INSTRUCTIONS FOR THE TASK
Find the word "name" in the data. Return every line where it appears.

RECORDS FOR PROCESSING
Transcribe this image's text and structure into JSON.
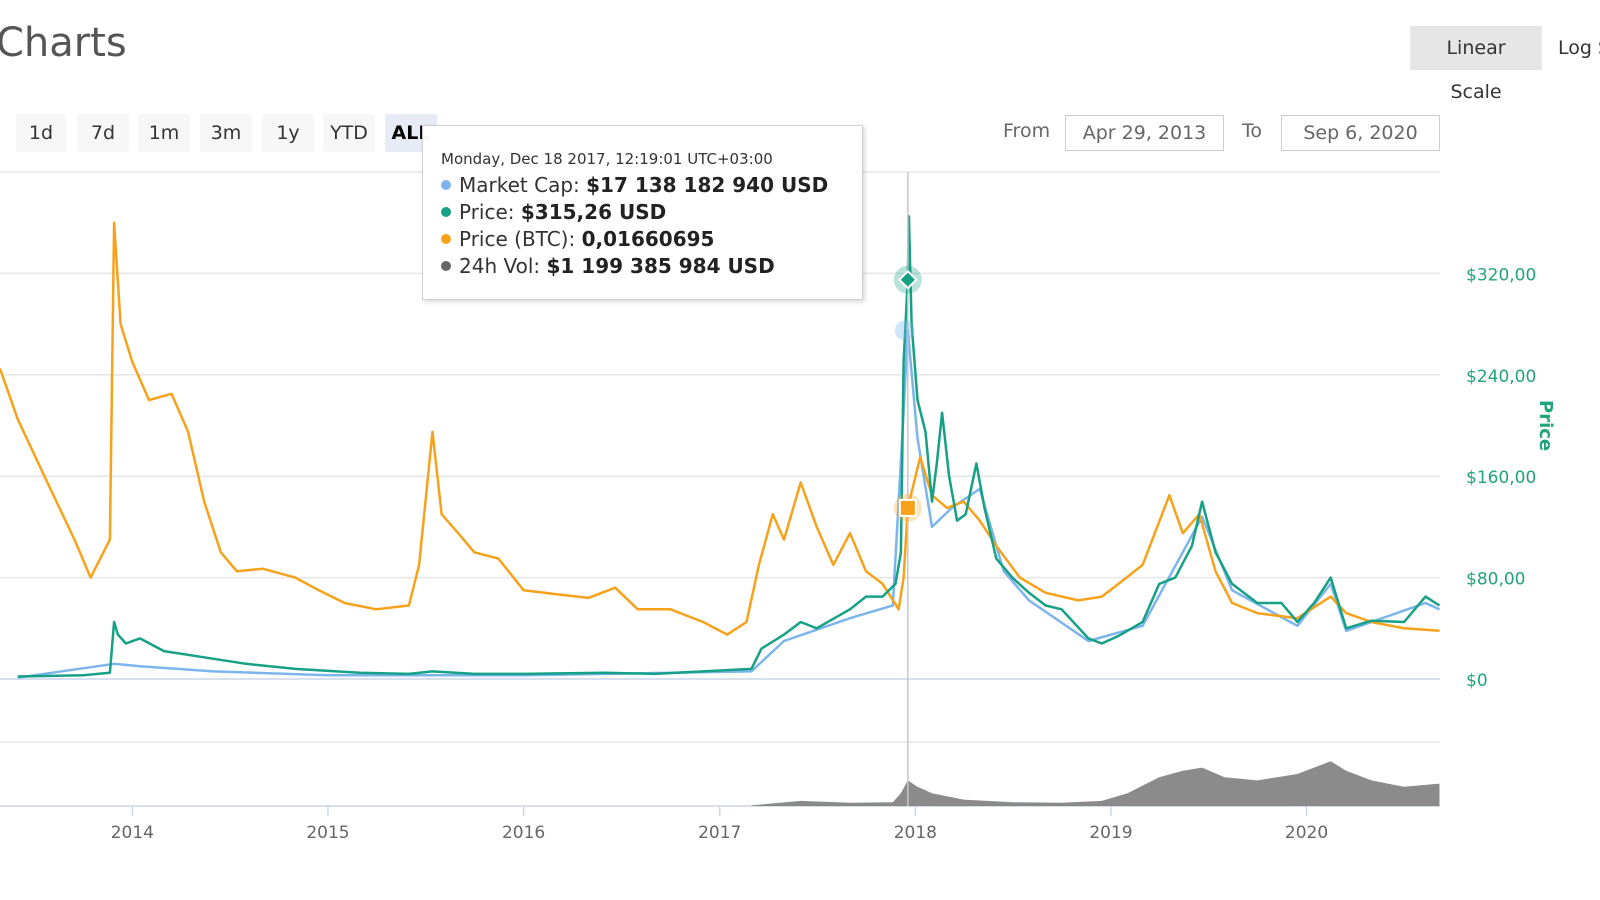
{
  "header": {
    "title": "Charts"
  },
  "scale": {
    "linear_label": "Linear Scale",
    "log_label": "Log Scale"
  },
  "ranges": [
    {
      "label": "1d",
      "active": false
    },
    {
      "label": "7d",
      "active": false
    },
    {
      "label": "1m",
      "active": false
    },
    {
      "label": "3m",
      "active": false
    },
    {
      "label": "1y",
      "active": false
    },
    {
      "label": "YTD",
      "active": false
    },
    {
      "label": "ALL",
      "active": true
    }
  ],
  "dates": {
    "from_label": "From",
    "from_value": "Apr 29, 2013",
    "to_label": "To",
    "to_value": "Sep 6, 2020"
  },
  "tooltip": {
    "header": "Monday, Dec 18 2017, 12:19:01 UTC+03:00",
    "rows": [
      {
        "label": "Market Cap:",
        "value": "$17 138 182 940 USD",
        "color": "#7cb5ec"
      },
      {
        "label": "Price:",
        "value": "$315,26 USD",
        "color": "#16a085"
      },
      {
        "label": "Price (BTC):",
        "value": "0,01660695",
        "color": "#f7a21b"
      },
      {
        "label": "24h Vol:",
        "value": "$1 199 385 984 USD",
        "color": "#666666"
      }
    ]
  },
  "colors": {
    "price": "#16a085",
    "market_cap": "#7cb5ec",
    "price_btc": "#f7a21b",
    "volume": "#777777",
    "axis_text": "#21a47a",
    "grid": "#e6e6e6"
  },
  "chart_data": {
    "type": "line",
    "y_axis_title": "Price",
    "x_ticks": [
      "2014",
      "2015",
      "2016",
      "2017",
      "2018",
      "2019",
      "2020"
    ],
    "y_ticks": [
      "$0",
      "$80,00",
      "$160,00",
      "$240,00",
      "$320,00"
    ],
    "ylim": [
      0,
      400
    ],
    "grid": true,
    "hover_date": "2017-12-18",
    "series": [
      {
        "name": "Price",
        "points": [
          [
            "2013-06-01",
            2
          ],
          [
            "2013-10-01",
            3
          ],
          [
            "2013-11-20",
            5
          ],
          [
            "2013-11-28",
            45
          ],
          [
            "2013-12-05",
            35
          ],
          [
            "2013-12-20",
            28
          ],
          [
            "2014-01-15",
            32
          ],
          [
            "2014-03-01",
            22
          ],
          [
            "2014-05-01",
            18
          ],
          [
            "2014-08-01",
            12
          ],
          [
            "2014-11-01",
            8
          ],
          [
            "2015-03-01",
            5
          ],
          [
            "2015-06-01",
            4
          ],
          [
            "2015-07-15",
            6
          ],
          [
            "2015-10-01",
            4
          ],
          [
            "2016-01-01",
            4
          ],
          [
            "2016-06-01",
            5
          ],
          [
            "2016-09-01",
            4
          ],
          [
            "2016-12-01",
            6
          ],
          [
            "2017-03-01",
            8
          ],
          [
            "2017-03-20",
            24
          ],
          [
            "2017-05-01",
            35
          ],
          [
            "2017-06-01",
            45
          ],
          [
            "2017-07-01",
            40
          ],
          [
            "2017-09-01",
            55
          ],
          [
            "2017-10-01",
            65
          ],
          [
            "2017-11-01",
            65
          ],
          [
            "2017-11-25",
            75
          ],
          [
            "2017-12-05",
            100
          ],
          [
            "2017-12-10",
            250
          ],
          [
            "2017-12-18",
            315
          ],
          [
            "2017-12-20",
            365
          ],
          [
            "2017-12-25",
            280
          ],
          [
            "2018-01-05",
            220
          ],
          [
            "2018-01-20",
            195
          ],
          [
            "2018-02-01",
            140
          ],
          [
            "2018-02-10",
            170
          ],
          [
            "2018-02-20",
            210
          ],
          [
            "2018-03-05",
            160
          ],
          [
            "2018-03-20",
            125
          ],
          [
            "2018-04-05",
            130
          ],
          [
            "2018-04-25",
            170
          ],
          [
            "2018-05-10",
            135
          ],
          [
            "2018-06-01",
            95
          ],
          [
            "2018-07-01",
            80
          ],
          [
            "2018-08-01",
            68
          ],
          [
            "2018-09-01",
            58
          ],
          [
            "2018-10-01",
            55
          ],
          [
            "2018-11-20",
            32
          ],
          [
            "2018-12-15",
            28
          ],
          [
            "2019-01-15",
            34
          ],
          [
            "2019-03-01",
            45
          ],
          [
            "2019-04-01",
            75
          ],
          [
            "2019-05-01",
            80
          ],
          [
            "2019-06-01",
            105
          ],
          [
            "2019-06-20",
            140
          ],
          [
            "2019-07-15",
            100
          ],
          [
            "2019-08-15",
            75
          ],
          [
            "2019-10-01",
            60
          ],
          [
            "2019-11-15",
            60
          ],
          [
            "2019-12-15",
            45
          ],
          [
            "2020-01-15",
            60
          ],
          [
            "2020-02-15",
            80
          ],
          [
            "2020-03-15",
            40
          ],
          [
            "2020-05-01",
            46
          ],
          [
            "2020-07-01",
            45
          ],
          [
            "2020-08-10",
            65
          ],
          [
            "2020-09-05",
            58
          ]
        ]
      },
      {
        "name": "Market Cap",
        "points": [
          [
            "2013-06-01",
            1
          ],
          [
            "2013-11-28",
            12
          ],
          [
            "2014-01-15",
            10
          ],
          [
            "2014-06-01",
            6
          ],
          [
            "2015-01-01",
            3
          ],
          [
            "2016-01-01",
            3
          ],
          [
            "2017-03-01",
            6
          ],
          [
            "2017-05-01",
            30
          ],
          [
            "2017-09-01",
            48
          ],
          [
            "2017-11-20",
            58
          ],
          [
            "2017-12-10",
            210
          ],
          [
            "2017-12-18",
            275
          ],
          [
            "2018-01-05",
            190
          ],
          [
            "2018-02-01",
            120
          ],
          [
            "2018-03-10",
            135
          ],
          [
            "2018-05-01",
            150
          ],
          [
            "2018-06-15",
            85
          ],
          [
            "2018-08-01",
            62
          ],
          [
            "2018-11-20",
            30
          ],
          [
            "2019-03-01",
            42
          ],
          [
            "2019-06-20",
            128
          ],
          [
            "2019-08-15",
            70
          ],
          [
            "2019-12-15",
            42
          ],
          [
            "2020-02-15",
            75
          ],
          [
            "2020-03-15",
            38
          ],
          [
            "2020-08-10",
            60
          ],
          [
            "2020-09-05",
            55
          ]
        ]
      },
      {
        "name": "Price (BTC)",
        "points": [
          [
            "2013-04-29",
            245
          ],
          [
            "2013-06-01",
            205
          ],
          [
            "2013-08-01",
            150
          ],
          [
            "2013-09-15",
            110
          ],
          [
            "2013-10-15",
            80
          ],
          [
            "2013-11-20",
            110
          ],
          [
            "2013-11-28",
            360
          ],
          [
            "2013-12-10",
            280
          ],
          [
            "2014-01-01",
            250
          ],
          [
            "2014-02-01",
            220
          ],
          [
            "2014-03-15",
            225
          ],
          [
            "2014-04-15",
            195
          ],
          [
            "2014-05-15",
            140
          ],
          [
            "2014-06-15",
            100
          ],
          [
            "2014-07-15",
            85
          ],
          [
            "2014-09-01",
            87
          ],
          [
            "2014-11-01",
            80
          ],
          [
            "2014-12-15",
            70
          ],
          [
            "2015-02-01",
            60
          ],
          [
            "2015-04-01",
            55
          ],
          [
            "2015-06-01",
            58
          ],
          [
            "2015-06-20",
            90
          ],
          [
            "2015-07-15",
            195
          ],
          [
            "2015-08-01",
            130
          ],
          [
            "2015-09-01",
            115
          ],
          [
            "2015-10-01",
            100
          ],
          [
            "2015-11-15",
            95
          ],
          [
            "2016-01-01",
            70
          ],
          [
            "2016-03-01",
            67
          ],
          [
            "2016-05-01",
            64
          ],
          [
            "2016-06-20",
            72
          ],
          [
            "2016-08-01",
            55
          ],
          [
            "2016-10-01",
            55
          ],
          [
            "2016-12-01",
            45
          ],
          [
            "2017-01-15",
            35
          ],
          [
            "2017-02-20",
            45
          ],
          [
            "2017-03-15",
            90
          ],
          [
            "2017-04-10",
            130
          ],
          [
            "2017-05-01",
            110
          ],
          [
            "2017-06-01",
            155
          ],
          [
            "2017-07-01",
            120
          ],
          [
            "2017-08-01",
            90
          ],
          [
            "2017-09-01",
            115
          ],
          [
            "2017-10-01",
            85
          ],
          [
            "2017-11-01",
            75
          ],
          [
            "2017-12-01",
            55
          ],
          [
            "2017-12-10",
            80
          ],
          [
            "2017-12-18",
            135
          ],
          [
            "2018-01-10",
            175
          ],
          [
            "2018-02-01",
            145
          ],
          [
            "2018-03-01",
            135
          ],
          [
            "2018-04-01",
            140
          ],
          [
            "2018-05-01",
            125
          ],
          [
            "2018-06-01",
            105
          ],
          [
            "2018-07-15",
            80
          ],
          [
            "2018-09-01",
            68
          ],
          [
            "2018-11-01",
            62
          ],
          [
            "2018-12-15",
            65
          ],
          [
            "2019-01-15",
            75
          ],
          [
            "2019-03-01",
            90
          ],
          [
            "2019-04-20",
            145
          ],
          [
            "2019-05-15",
            115
          ],
          [
            "2019-06-15",
            130
          ],
          [
            "2019-07-15",
            85
          ],
          [
            "2019-08-15",
            60
          ],
          [
            "2019-10-01",
            52
          ],
          [
            "2019-12-15",
            48
          ],
          [
            "2020-02-15",
            65
          ],
          [
            "2020-03-15",
            52
          ],
          [
            "2020-05-01",
            45
          ],
          [
            "2020-07-01",
            40
          ],
          [
            "2020-09-05",
            38
          ]
        ]
      },
      {
        "name": "24h Vol",
        "points": [
          [
            "2017-03-01",
            1
          ],
          [
            "2017-06-01",
            8
          ],
          [
            "2017-09-01",
            5
          ],
          [
            "2017-11-20",
            6
          ],
          [
            "2017-12-05",
            20
          ],
          [
            "2017-12-18",
            40
          ],
          [
            "2018-01-05",
            30
          ],
          [
            "2018-02-01",
            20
          ],
          [
            "2018-04-01",
            10
          ],
          [
            "2018-07-01",
            6
          ],
          [
            "2018-10-01",
            5
          ],
          [
            "2018-12-15",
            8
          ],
          [
            "2019-02-01",
            20
          ],
          [
            "2019-04-01",
            45
          ],
          [
            "2019-05-15",
            55
          ],
          [
            "2019-06-20",
            60
          ],
          [
            "2019-08-01",
            45
          ],
          [
            "2019-10-01",
            40
          ],
          [
            "2019-12-15",
            50
          ],
          [
            "2020-01-15",
            60
          ],
          [
            "2020-02-15",
            70
          ],
          [
            "2020-03-15",
            55
          ],
          [
            "2020-05-01",
            40
          ],
          [
            "2020-07-01",
            30
          ],
          [
            "2020-09-05",
            35
          ]
        ]
      }
    ]
  }
}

EXERCISE RESPONSE
        "name": "Price",
        "name": "Market Cap",
        "name": "Price (BTC)",
        "name": "24h Vol",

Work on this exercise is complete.